# Your objective:
Find every line below that contains the word "JSON" and copy it out.

>>>>>

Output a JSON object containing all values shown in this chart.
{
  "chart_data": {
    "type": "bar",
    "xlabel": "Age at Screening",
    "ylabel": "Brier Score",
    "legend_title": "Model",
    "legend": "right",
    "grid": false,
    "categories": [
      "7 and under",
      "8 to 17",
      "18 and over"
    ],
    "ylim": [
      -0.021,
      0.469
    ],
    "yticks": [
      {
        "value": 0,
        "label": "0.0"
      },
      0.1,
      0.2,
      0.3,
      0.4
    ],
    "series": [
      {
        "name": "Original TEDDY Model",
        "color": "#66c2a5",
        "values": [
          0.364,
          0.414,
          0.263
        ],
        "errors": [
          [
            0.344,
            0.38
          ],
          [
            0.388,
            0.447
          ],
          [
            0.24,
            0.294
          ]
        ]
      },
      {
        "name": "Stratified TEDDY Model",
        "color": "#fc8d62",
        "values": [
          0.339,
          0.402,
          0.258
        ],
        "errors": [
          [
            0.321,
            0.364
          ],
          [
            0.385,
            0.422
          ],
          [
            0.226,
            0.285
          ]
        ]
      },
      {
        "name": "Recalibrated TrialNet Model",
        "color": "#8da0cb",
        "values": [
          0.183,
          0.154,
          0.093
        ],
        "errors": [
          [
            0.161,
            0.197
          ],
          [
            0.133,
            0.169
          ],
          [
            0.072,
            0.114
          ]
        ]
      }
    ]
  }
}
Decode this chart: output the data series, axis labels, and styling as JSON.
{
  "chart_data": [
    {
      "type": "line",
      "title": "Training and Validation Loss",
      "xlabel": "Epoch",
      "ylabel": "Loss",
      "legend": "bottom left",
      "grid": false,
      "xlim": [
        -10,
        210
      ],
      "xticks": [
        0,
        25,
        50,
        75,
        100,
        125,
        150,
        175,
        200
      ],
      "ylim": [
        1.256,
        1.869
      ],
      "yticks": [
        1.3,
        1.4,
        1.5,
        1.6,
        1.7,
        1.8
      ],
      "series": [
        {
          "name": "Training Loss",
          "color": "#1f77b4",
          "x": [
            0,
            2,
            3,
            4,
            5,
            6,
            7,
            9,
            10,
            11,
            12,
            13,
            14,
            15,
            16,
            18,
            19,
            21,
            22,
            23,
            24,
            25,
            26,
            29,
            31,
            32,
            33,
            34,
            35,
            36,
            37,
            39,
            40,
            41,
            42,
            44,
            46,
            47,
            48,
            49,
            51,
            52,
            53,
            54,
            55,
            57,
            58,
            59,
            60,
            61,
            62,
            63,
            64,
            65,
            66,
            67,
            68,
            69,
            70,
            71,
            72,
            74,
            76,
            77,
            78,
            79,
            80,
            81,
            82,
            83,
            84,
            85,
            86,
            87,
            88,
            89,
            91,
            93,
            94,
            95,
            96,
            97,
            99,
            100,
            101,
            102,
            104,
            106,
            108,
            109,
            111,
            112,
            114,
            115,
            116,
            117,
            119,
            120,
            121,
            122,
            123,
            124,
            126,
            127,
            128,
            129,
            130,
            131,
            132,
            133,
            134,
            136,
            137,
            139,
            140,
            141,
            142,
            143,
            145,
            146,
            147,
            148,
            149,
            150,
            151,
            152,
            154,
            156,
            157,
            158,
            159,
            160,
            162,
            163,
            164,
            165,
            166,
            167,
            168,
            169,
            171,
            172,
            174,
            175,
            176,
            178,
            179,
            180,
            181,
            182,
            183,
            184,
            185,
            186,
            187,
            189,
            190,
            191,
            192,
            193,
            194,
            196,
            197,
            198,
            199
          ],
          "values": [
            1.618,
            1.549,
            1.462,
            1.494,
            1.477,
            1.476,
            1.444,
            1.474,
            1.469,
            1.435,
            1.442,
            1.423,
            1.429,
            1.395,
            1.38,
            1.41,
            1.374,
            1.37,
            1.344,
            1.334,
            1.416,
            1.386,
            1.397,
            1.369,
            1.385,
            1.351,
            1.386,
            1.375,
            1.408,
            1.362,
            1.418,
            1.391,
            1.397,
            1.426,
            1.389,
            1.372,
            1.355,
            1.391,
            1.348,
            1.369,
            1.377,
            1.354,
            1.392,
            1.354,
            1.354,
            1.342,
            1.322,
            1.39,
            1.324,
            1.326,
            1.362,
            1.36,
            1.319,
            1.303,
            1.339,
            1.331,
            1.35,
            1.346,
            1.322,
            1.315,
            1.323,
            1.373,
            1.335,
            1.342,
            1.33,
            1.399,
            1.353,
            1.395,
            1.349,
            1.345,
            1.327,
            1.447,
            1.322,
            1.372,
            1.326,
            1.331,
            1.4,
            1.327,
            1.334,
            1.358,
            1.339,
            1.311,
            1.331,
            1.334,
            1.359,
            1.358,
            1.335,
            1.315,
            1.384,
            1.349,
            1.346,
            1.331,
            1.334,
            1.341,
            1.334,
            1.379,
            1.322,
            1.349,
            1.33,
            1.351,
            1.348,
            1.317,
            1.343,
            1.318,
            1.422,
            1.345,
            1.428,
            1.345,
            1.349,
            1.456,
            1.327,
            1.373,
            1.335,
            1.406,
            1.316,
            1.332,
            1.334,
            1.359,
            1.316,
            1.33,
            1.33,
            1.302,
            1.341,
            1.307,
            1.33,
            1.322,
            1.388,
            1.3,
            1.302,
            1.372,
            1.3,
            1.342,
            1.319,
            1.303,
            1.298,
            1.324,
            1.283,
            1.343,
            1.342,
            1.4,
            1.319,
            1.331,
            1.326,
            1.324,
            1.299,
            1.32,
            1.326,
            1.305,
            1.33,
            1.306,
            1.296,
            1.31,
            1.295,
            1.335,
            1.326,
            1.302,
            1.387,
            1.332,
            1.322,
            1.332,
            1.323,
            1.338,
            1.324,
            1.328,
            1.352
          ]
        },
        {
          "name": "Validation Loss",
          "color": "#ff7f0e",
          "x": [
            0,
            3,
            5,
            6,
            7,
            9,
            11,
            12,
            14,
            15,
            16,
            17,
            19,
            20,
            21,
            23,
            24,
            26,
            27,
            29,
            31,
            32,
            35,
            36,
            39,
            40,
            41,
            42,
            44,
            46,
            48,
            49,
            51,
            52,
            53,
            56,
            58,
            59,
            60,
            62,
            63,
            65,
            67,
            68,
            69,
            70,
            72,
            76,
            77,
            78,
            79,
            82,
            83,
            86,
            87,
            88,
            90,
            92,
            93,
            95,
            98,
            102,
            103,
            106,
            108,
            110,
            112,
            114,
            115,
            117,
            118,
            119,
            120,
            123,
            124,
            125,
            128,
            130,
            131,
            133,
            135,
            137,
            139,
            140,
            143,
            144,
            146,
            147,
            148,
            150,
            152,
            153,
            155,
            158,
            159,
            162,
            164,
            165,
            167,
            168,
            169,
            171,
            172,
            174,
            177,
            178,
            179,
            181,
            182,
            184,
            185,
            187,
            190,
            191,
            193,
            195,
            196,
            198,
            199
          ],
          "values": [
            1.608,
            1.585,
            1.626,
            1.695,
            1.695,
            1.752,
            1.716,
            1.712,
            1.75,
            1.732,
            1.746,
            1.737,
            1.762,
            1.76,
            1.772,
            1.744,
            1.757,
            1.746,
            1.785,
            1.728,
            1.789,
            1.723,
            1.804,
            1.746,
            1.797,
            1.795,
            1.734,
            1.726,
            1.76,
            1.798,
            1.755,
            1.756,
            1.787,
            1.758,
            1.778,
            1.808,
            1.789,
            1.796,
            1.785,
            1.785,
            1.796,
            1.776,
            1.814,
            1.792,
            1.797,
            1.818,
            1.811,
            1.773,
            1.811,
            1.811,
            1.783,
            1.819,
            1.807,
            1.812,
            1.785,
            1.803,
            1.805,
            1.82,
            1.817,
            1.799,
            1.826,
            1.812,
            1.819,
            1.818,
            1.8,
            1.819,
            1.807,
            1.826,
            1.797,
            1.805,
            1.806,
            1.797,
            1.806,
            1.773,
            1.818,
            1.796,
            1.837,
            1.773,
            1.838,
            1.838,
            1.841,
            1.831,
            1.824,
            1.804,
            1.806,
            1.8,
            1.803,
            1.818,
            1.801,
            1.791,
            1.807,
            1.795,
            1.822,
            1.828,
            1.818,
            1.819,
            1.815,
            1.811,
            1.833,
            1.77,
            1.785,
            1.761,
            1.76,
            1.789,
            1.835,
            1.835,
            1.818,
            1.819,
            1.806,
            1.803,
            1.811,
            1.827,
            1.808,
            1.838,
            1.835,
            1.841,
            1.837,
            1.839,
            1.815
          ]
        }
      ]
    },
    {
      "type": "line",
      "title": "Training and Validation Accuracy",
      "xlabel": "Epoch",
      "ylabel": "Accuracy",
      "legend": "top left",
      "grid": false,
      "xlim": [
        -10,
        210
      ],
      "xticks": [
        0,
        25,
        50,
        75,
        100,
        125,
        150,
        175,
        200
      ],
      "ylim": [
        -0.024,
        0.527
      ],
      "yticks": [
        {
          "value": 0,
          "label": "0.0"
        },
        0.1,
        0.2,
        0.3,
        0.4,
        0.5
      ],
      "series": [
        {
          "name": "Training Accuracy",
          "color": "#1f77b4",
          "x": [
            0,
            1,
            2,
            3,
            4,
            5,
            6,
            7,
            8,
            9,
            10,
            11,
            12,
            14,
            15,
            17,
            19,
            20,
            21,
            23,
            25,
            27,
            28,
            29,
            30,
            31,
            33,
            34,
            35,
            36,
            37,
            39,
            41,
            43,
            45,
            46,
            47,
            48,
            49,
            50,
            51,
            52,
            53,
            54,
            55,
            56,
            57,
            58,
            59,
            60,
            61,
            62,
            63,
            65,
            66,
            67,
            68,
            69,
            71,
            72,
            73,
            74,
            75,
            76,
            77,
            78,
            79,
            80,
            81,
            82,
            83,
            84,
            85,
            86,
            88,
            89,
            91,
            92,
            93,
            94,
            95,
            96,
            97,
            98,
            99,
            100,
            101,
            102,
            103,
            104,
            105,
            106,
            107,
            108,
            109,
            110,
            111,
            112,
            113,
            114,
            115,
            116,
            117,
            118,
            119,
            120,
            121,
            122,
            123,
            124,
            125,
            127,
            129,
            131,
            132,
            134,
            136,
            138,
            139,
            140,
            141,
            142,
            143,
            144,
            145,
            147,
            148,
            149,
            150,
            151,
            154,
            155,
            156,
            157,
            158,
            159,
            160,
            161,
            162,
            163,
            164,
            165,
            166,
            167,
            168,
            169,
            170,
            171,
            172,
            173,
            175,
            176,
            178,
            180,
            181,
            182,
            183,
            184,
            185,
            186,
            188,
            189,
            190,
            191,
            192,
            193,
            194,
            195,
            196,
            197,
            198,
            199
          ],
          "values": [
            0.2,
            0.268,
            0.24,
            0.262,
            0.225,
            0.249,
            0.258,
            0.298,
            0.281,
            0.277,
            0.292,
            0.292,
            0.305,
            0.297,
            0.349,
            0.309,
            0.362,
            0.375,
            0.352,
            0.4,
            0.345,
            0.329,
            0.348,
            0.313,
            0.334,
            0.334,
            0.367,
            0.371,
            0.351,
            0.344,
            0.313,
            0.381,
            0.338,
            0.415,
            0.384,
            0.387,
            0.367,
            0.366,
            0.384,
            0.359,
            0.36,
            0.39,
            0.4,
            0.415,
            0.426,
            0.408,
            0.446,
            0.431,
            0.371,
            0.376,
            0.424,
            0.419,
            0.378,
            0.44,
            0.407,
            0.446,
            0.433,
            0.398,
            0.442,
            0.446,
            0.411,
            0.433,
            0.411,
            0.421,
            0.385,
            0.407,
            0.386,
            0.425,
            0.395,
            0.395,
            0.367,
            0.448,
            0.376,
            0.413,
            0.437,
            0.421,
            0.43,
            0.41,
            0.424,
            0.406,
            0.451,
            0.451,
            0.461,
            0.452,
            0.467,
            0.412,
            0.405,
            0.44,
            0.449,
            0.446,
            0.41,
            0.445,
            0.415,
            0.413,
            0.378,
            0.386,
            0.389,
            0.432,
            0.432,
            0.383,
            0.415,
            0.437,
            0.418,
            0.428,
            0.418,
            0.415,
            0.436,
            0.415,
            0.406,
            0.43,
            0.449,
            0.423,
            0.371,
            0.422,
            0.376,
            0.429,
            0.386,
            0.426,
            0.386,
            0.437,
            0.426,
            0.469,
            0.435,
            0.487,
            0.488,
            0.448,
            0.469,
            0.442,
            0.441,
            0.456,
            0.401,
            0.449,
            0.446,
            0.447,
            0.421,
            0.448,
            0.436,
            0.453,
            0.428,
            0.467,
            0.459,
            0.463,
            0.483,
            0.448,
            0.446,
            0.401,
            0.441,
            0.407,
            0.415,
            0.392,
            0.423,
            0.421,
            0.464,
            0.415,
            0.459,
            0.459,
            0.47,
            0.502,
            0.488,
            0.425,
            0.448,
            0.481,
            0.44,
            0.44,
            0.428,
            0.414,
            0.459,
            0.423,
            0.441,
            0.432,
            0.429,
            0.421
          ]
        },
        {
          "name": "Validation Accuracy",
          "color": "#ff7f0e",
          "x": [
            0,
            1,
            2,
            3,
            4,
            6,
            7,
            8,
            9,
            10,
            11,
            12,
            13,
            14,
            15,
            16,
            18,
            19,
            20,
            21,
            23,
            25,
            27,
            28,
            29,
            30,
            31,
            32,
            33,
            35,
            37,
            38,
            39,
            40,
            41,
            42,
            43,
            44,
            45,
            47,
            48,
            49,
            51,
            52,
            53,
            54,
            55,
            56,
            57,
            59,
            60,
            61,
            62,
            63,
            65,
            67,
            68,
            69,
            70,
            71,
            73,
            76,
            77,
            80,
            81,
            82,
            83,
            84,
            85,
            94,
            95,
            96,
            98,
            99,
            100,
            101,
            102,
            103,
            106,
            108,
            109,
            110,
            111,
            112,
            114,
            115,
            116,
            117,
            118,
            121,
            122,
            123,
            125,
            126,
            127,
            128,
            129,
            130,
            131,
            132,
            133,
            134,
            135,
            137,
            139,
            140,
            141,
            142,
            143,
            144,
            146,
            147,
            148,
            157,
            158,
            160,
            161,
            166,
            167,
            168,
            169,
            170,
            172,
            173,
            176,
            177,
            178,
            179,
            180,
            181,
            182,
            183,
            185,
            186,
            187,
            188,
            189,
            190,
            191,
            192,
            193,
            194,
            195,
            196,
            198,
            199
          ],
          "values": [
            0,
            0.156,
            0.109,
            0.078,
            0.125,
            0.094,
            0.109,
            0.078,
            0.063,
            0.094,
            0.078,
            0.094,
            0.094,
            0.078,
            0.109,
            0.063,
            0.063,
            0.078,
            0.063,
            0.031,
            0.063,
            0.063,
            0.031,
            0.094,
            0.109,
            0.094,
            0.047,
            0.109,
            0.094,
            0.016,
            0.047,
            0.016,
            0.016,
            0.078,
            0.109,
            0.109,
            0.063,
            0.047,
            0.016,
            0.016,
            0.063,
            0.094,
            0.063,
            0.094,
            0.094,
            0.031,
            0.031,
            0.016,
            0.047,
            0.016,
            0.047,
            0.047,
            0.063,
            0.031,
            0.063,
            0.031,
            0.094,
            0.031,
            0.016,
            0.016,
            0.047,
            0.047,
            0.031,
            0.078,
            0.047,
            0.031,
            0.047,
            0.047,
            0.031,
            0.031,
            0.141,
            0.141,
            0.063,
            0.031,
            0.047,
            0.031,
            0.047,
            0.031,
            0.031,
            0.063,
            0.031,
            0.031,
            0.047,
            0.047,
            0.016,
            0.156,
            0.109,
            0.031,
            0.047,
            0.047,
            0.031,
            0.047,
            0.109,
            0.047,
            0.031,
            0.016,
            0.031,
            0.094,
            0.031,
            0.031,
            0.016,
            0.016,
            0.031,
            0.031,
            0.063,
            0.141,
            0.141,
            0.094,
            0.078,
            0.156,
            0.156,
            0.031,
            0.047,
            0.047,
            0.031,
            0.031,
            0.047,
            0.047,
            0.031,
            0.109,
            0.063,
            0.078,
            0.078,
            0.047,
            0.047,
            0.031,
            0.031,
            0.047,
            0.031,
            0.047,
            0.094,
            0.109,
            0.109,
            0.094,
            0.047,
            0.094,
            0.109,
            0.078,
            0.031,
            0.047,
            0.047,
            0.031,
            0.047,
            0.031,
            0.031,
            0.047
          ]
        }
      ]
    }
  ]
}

<<<<<

# The output:
Output a JSON object containing all values shown in this chart.
Decode this chart: output the data series, axis labels, and styling as JSON.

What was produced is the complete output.